──────── Passage provided ────────

It is a mistake to view such a devaluation as an unnecessary sacrifice of purchasing power, because if we allow this phenomenon to proceed to an endgame unchecked we will all sacrifice far more purchasing power. That day will come well before most folks here have shuffled off this mortal coil.
You've mostly convinced me about China and Germany screwing their citizens by suppressing wages and directing money to exporters. I think that both, but especially China should face tariffs from the US as a response. However, I have become increasing less convinced of your argument about the dollar's position as a global security being a bad thing. Our exorbitant privilege is easier access to capital. Its our foolishness on what we do with that capital that is the problem, not that we have easier access to it. We could have used the low rates and easy capital for the last 20 years to build productive assets instead of financing the combo of low taxes and higher social spending.
I'm also confused by this: "capital formation in the US secondary sector is insanely slow"
Would you elaborate on what you mean by this as my initial reading suggests its wrong which makes me think I'm misunderstanding what you mean. I would say that its regulatory hurdles more than anything else that make the secondary sector slow moving in the US, not access to capital - though there are some inter-linkages. Are there broad obstacles here that I'm missing?
Directionally, Germany, Japan, and South Korea are similar; they have significant transfers to industry that are nonetheless hugely smaller in percentage (let alone absolute) terms than China. Between the vastly smaller magnitude of the distortion, and the fact that they're allies, I do not actually believe any of them merit a particular response beyond perhaps making it very easy for US employers to get visas for young workers from those countries with manufacturing skillsets. Plenty of people do not desire to stay in these places, which will be consumed in the coming decades by the need to care for the elderly folks who backed them into this demographic corner in the first place, we should take advantage.
China, on top of the broader currency issues I'll come back to, directly and indirectly subsidizes industry to the tune of 10% of GDP, particularly focused on export manufacturing. I don't think a 100% tariff is fully necessary, but a ratchet tariff by the EU, US, Japan, Korea, and Canada that starts in the realm of 15-25% and increases every year until that model breaks is a necessary corrective, doubly so because Chinese neo-fascism is a major threat to liberalism and pluralism everywhere.
As regards exorbitant privilege...

──────── Provided information ────────

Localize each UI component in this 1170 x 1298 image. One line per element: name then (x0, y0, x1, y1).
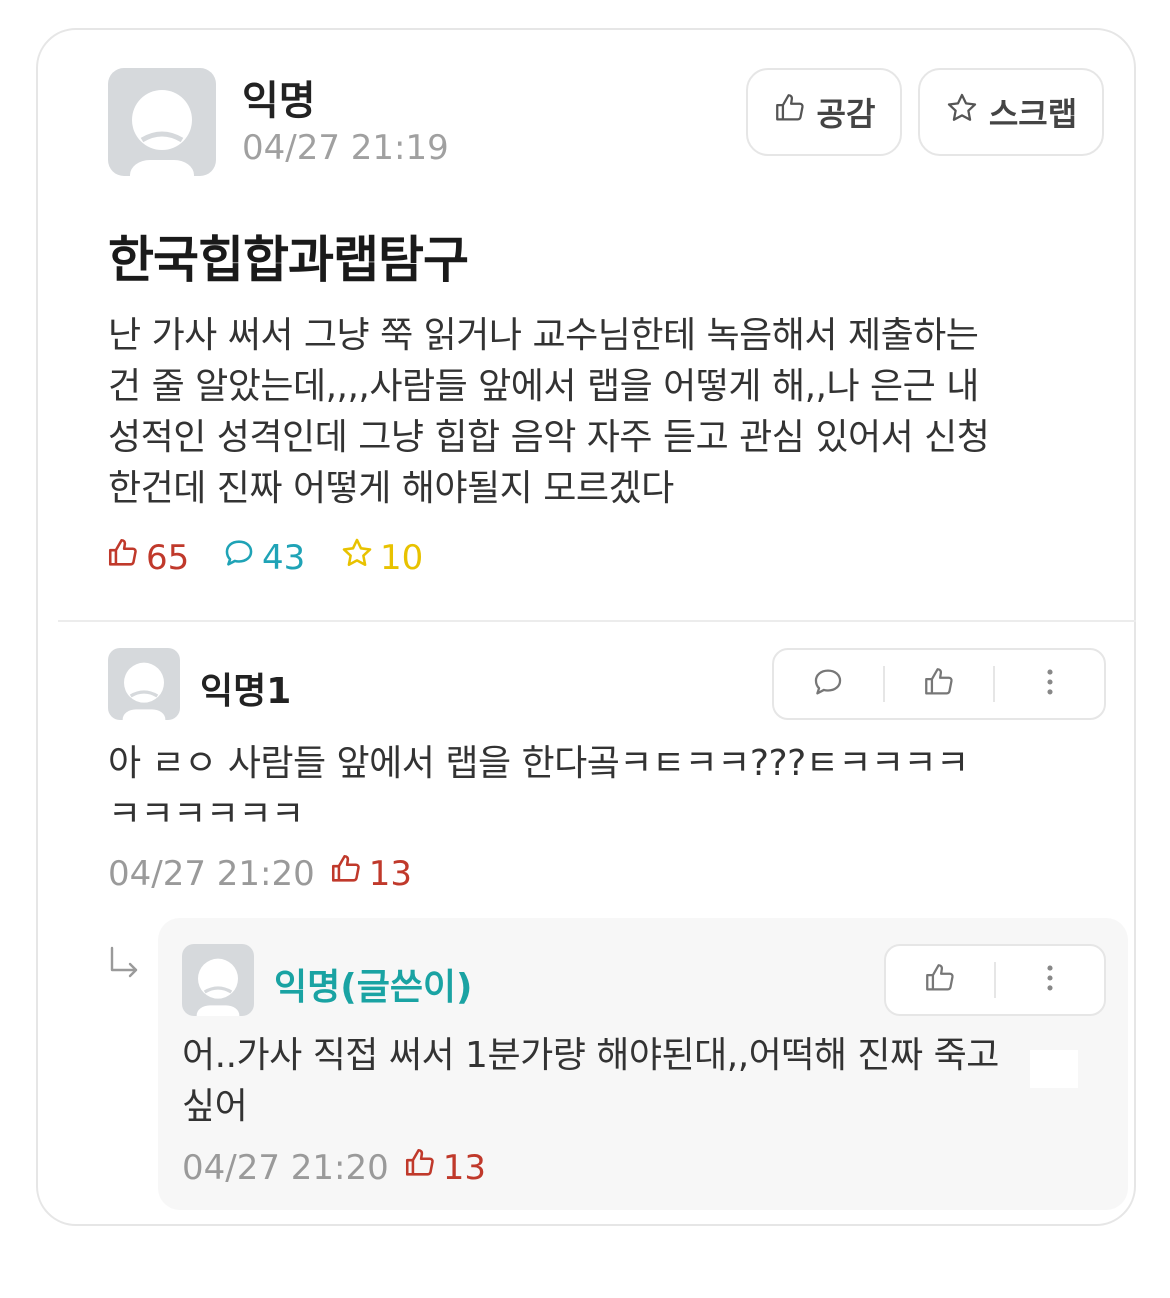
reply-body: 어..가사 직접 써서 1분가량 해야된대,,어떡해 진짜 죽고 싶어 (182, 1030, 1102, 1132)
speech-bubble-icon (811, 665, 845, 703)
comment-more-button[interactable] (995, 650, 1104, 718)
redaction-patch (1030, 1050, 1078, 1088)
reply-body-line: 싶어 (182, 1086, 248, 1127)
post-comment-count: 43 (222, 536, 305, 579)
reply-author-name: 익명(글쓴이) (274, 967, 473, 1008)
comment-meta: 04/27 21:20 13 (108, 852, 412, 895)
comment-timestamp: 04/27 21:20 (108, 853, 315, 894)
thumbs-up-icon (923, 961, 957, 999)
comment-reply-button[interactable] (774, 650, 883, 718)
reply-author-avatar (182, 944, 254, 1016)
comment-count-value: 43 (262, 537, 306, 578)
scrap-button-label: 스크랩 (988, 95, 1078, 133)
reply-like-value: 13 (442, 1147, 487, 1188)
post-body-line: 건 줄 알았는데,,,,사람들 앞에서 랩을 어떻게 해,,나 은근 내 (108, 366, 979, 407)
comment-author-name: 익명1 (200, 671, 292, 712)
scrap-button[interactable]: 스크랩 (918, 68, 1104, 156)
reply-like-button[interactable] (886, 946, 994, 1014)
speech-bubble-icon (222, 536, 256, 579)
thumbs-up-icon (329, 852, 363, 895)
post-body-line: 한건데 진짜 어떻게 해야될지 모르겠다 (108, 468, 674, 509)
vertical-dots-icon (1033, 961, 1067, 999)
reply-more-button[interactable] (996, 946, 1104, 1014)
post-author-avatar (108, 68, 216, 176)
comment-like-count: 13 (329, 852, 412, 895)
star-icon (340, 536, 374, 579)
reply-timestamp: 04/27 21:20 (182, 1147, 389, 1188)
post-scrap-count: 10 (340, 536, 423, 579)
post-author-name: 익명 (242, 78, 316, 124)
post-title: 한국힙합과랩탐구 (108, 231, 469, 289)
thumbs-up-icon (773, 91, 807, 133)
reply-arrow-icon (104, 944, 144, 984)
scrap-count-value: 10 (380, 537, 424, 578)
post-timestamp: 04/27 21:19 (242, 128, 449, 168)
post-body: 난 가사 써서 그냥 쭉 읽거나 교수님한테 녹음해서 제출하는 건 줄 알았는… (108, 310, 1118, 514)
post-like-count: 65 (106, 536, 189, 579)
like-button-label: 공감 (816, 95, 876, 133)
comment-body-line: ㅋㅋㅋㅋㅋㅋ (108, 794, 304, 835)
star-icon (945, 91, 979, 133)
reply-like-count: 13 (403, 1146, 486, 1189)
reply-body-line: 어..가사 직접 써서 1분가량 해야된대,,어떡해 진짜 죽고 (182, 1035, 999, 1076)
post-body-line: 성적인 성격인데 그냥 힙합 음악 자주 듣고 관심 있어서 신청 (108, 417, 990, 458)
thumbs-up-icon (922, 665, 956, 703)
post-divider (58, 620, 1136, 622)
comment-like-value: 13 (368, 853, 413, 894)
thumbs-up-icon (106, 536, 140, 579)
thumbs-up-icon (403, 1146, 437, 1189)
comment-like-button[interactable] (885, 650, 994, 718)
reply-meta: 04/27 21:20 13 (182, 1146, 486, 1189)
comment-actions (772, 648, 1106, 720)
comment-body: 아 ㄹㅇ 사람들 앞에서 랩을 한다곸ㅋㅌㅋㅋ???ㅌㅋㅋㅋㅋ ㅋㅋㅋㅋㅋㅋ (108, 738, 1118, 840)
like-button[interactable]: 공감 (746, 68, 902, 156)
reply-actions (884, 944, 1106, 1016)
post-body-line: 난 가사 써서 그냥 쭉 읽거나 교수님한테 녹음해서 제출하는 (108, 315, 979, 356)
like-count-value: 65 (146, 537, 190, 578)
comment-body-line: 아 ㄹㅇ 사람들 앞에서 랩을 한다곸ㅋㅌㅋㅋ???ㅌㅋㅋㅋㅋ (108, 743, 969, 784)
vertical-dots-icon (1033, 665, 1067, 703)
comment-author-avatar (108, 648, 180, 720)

────────

Problems to solve
1. Please reproduce the part of the trade and currency discussion that begins at the words "Directionally, Germany, Japan, and" and stops after the words "should take advantage.".
2. List every country named in the trade and currency discussion.
3. According to the trade and currency discussion, what starting range is proposed for the ratchet tariff on China?

The responses
1.
Directionally, Germany, Japan, and South Korea are similar; they have significant transfers to industry that are nonetheless hugely smaller in percentage (let alone absolute) terms than China. Between the vastly smaller magnitude of the distortion, and the fact that they're allies, I do not actually believe any of them merit a particular response beyond perhaps making it very easy for US employers to get visas for young workers from those countries with manufacturing skillsets. Plenty of people do not desire to stay in these places, which will be consumed in the coming decades by the need to care for the elderly folks who backed them into this demographic corner in the first place, we should take advantage.

2. China, Germany, the US, Japan, South Korea, Canada

3. 15-25%